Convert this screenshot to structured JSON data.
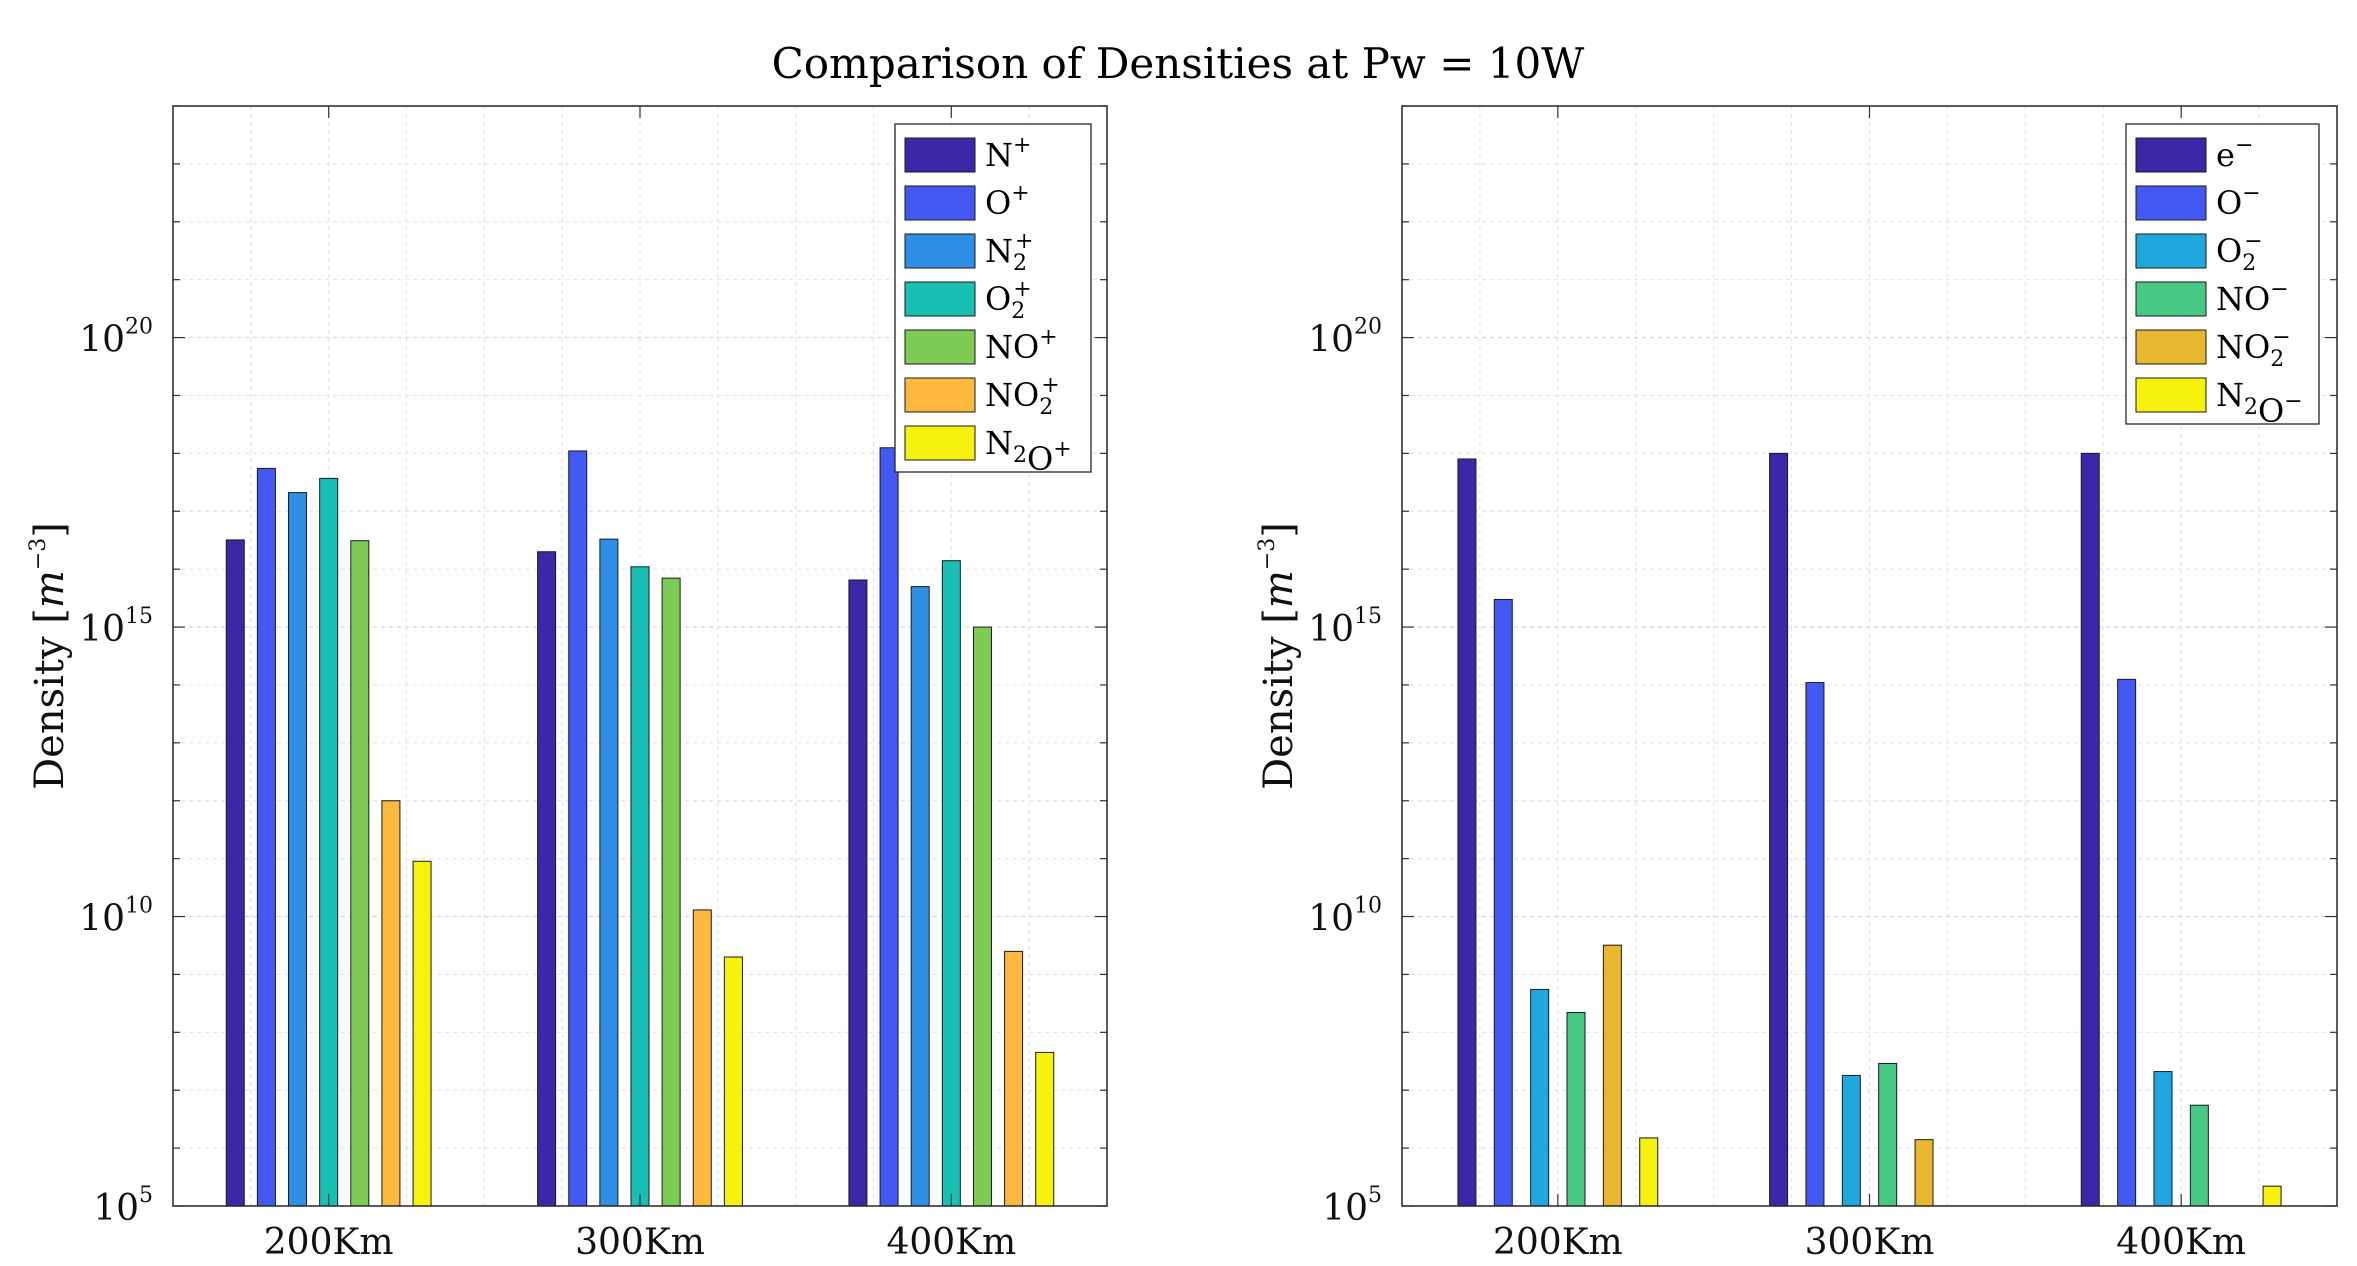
{
  "figure_title": "Comparison of Densities at Pw = 10W",
  "chart_data": [
    {
      "type": "bar",
      "title": "",
      "xlabel": "",
      "ylabel": "Density [m^-3]",
      "yscale": "log",
      "ylim": [
        100000.0,
        1e+24
      ],
      "ytick_exponents": [
        5,
        10,
        15,
        20
      ],
      "categories": [
        "200Km",
        "300Km",
        "400Km"
      ],
      "legend_location": "top-right",
      "series": [
        {
          "name": "N+",
          "base": "N",
          "sub": "",
          "sup": "+",
          "color": "#3a28a8",
          "values": [
            3.2e+16,
            2e+16,
            6500000000000000.0
          ]
        },
        {
          "name": "O+",
          "base": "O",
          "sup": "+",
          "sub": "",
          "color": "#4459f4",
          "values": [
            5.5e+17,
            1.1e+18,
            1.25e+18
          ]
        },
        {
          "name": "N2+",
          "base": "N",
          "sub": "2",
          "sup": "+",
          "color": "#2f8ee6",
          "values": [
            2.1e+17,
            3.3e+16,
            5000000000000000.0
          ]
        },
        {
          "name": "O2+",
          "base": "O",
          "sub": "2",
          "sup": "+",
          "color": "#19bfb3",
          "values": [
            3.7e+17,
            1.1e+16,
            1.4e+16
          ]
        },
        {
          "name": "NO+",
          "base": "NO",
          "sub": "",
          "sup": "+",
          "color": "#7ecb56",
          "values": [
            3.1e+16,
            7000000000000000.0,
            1000000000000000.0
          ]
        },
        {
          "name": "NO2+",
          "base": "NO",
          "sub": "2",
          "sup": "+",
          "color": "#fdb83f",
          "values": [
            1000000000000.0,
            13000000000.0,
            2500000000.0
          ]
        },
        {
          "name": "N2O+",
          "base": "N",
          "sub": "2",
          "sup": "+",
          "mid": "O",
          "color": "#f7f20d",
          "values": [
            90000000000.0,
            2000000000.0,
            45000000.0
          ]
        }
      ]
    },
    {
      "type": "bar",
      "title": "",
      "xlabel": "",
      "ylabel": "Density [m^-3]",
      "yscale": "log",
      "ylim": [
        100000.0,
        1e+24
      ],
      "ytick_exponents": [
        5,
        10,
        15,
        20
      ],
      "categories": [
        "200Km",
        "300Km",
        "400Km"
      ],
      "legend_location": "top-right",
      "series": [
        {
          "name": "e-",
          "base": "e",
          "sub": "",
          "sup": "−",
          "color": "#3a28a8",
          "values": [
            8e+17,
            1e+18,
            1e+18
          ]
        },
        {
          "name": "O-",
          "base": "O",
          "sub": "",
          "sup": "−",
          "color": "#4459f4",
          "values": [
            3000000000000000.0,
            110000000000000.0,
            125000000000000.0
          ]
        },
        {
          "name": "O2-",
          "base": "O",
          "sub": "2",
          "sup": "−",
          "color": "#20a8de",
          "values": [
            550000000.0,
            18000000.0,
            21000000.0
          ]
        },
        {
          "name": "NO-",
          "base": "NO",
          "sub": "",
          "sup": "−",
          "color": "#47c884",
          "values": [
            220000000.0,
            29000000.0,
            5500000.0
          ]
        },
        {
          "name": "NO2-",
          "base": "NO",
          "sub": "2",
          "sup": "−",
          "color": "#e6b72f",
          "values": [
            3200000000.0,
            1400000.0,
            0
          ]
        },
        {
          "name": "N2O-",
          "base": "N",
          "sub": "2",
          "sup": "−",
          "mid": "O",
          "color": "#f7f20d",
          "values": [
            1500000.0,
            0,
            220000.0
          ]
        }
      ]
    }
  ]
}
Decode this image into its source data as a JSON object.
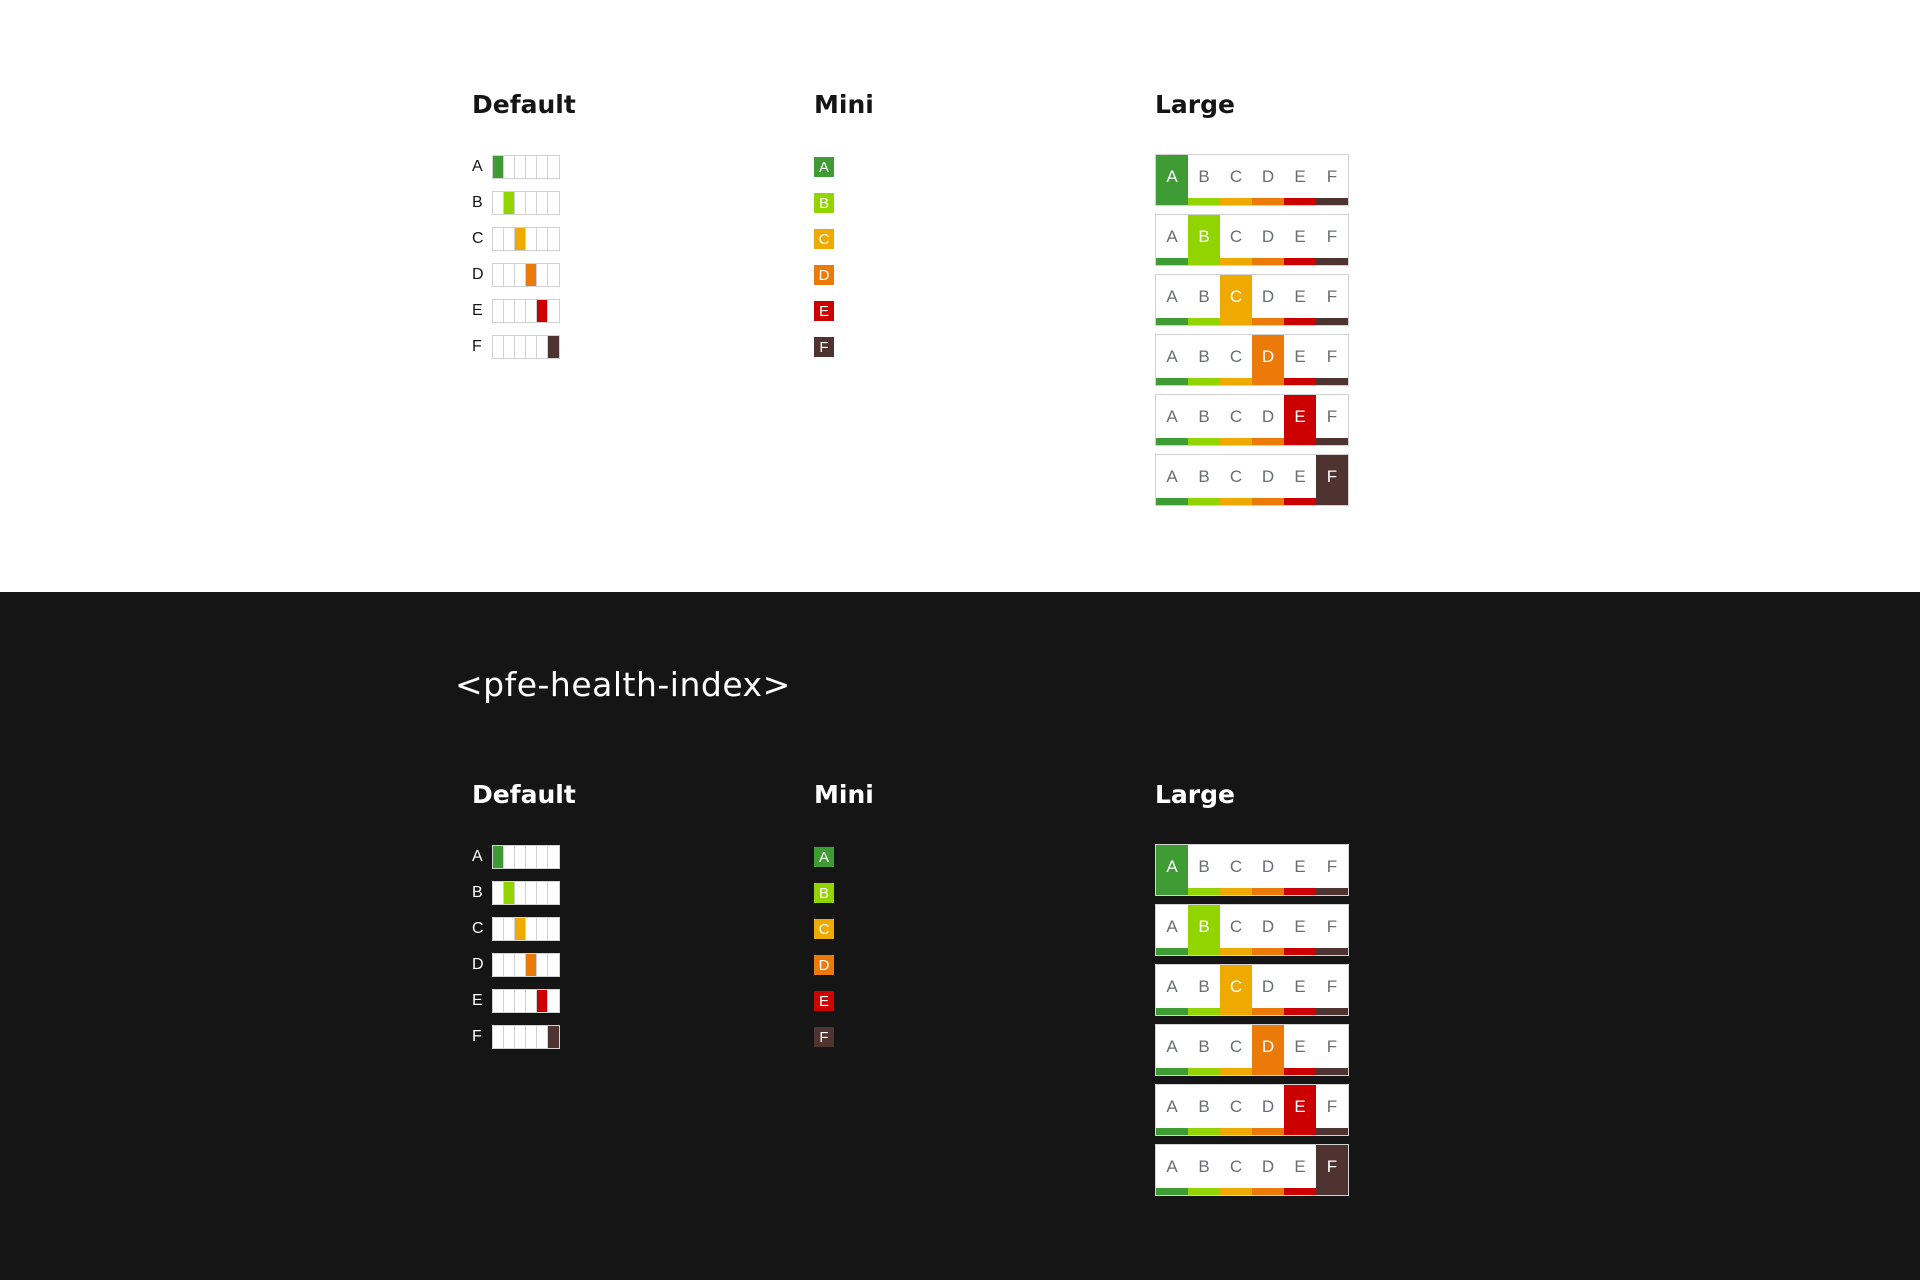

■ **GOAL**
Search the data for "JSON". Copy every line that has it.

■ **ANSWER TO THE PROBLEM**
Convert this screenshot to structured JSON data.
Decode this image into its source data as a JSON object.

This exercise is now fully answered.